## WHAT YOU ARE ASKED TO DO:
Extract the full set of records, then give each one again exactly.

-- start of DATA FOR PROCESSING --

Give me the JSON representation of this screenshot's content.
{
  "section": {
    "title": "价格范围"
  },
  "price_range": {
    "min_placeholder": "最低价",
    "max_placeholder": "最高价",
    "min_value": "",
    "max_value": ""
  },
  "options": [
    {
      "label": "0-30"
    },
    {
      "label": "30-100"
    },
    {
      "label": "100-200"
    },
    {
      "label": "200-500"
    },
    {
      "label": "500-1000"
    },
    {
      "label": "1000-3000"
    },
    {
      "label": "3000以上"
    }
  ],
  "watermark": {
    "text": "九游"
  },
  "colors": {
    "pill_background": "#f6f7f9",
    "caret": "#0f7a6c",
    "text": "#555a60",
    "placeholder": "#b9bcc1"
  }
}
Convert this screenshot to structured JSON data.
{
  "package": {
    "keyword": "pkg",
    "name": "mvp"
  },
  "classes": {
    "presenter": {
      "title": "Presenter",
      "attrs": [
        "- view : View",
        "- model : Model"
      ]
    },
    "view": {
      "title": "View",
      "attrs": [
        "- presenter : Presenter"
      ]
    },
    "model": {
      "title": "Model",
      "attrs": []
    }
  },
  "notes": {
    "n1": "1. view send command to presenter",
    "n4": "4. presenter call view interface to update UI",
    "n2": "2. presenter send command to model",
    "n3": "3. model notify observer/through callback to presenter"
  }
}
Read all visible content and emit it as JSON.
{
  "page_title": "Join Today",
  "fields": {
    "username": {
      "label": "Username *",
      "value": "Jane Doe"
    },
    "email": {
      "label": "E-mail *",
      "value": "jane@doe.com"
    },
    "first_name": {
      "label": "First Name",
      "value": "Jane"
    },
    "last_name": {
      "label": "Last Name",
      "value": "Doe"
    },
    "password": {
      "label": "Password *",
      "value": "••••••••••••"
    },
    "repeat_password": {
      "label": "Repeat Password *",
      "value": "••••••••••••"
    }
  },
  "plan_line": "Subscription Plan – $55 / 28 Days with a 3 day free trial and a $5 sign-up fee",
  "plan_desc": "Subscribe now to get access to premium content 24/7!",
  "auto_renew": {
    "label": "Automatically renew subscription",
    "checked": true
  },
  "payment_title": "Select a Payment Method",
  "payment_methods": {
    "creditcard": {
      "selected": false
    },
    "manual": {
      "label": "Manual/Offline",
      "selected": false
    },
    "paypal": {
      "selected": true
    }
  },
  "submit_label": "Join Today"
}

-- end of DATA FOR PROCESSING --

## TASK RESULT:
Give me the JSON representation of this screenshot's content.
{
  "section": {
    "title": "价格范围"
  },
  "price_range": {
    "min_placeholder": "最低价",
    "max_placeholder": "最高价",
    "min_value": "",
    "max_value": ""
  },
  "options": [
    {
      "label": "0-30"
    },
    {
      "label": "30-100"
    },
    {
      "label": "100-200"
    },
    {
      "label": "200-500"
    },
    {
      "label": "500-1000"
    },
    {
      "label": "1000-3000"
    },
    {
      "label": "3000以上"
    }
  ],
  "watermark": {
    "text": "九游"
  },
  "colors": {
    "pill_background": "#f6f7f9",
    "caret": "#0f7a6c",
    "text": "#555a60",
    "placeholder": "#b9bcc1"
  }
}
Convert this screenshot to structured JSON data.
{
  "package": {
    "keyword": "pkg",
    "name": "mvp"
  },
  "classes": {
    "presenter": {
      "title": "Presenter",
      "attrs": [
        "- view : View",
        "- model : Model"
      ]
    },
    "view": {
      "title": "View",
      "attrs": [
        "- presenter : Presenter"
      ]
    },
    "model": {
      "title": "Model",
      "attrs": []
    }
  },
  "notes": {
    "n1": "1. view send command to presenter",
    "n4": "4. presenter call view interface to update UI",
    "n2": "2. presenter send command to model",
    "n3": "3. model notify observer/through callback to presenter"
  }
}
Read all visible content and emit it as JSON.
{
  "page_title": "Join Today",
  "fields": {
    "username": {
      "label": "Username *",
      "value": "Jane Doe"
    },
    "email": {
      "label": "E-mail *",
      "value": "jane@doe.com"
    },
    "first_name": {
      "label": "First Name",
      "value": "Jane"
    },
    "last_name": {
      "label": "Last Name",
      "value": "Doe"
    },
    "password": {
      "label": "Password *",
      "value": "••••••••••••"
    },
    "repeat_password": {
      "label": "Repeat Password *",
      "value": "••••••••••••"
    }
  },
  "plan_line": "Subscription Plan – $55 / 28 Days with a 3 day free trial and a $5 sign-up fee",
  "plan_desc": "Subscribe now to get access to premium content 24/7!",
  "auto_renew": {
    "label": "Automatically renew subscription",
    "checked": true
  },
  "payment_title": "Select a Payment Method",
  "payment_methods": {
    "creditcard": {
      "selected": false
    },
    "manual": {
      "label": "Manual/Offline",
      "selected": false
    },
    "paypal": {
      "selected": true
    }
  },
  "submit_label": "Join Today"
}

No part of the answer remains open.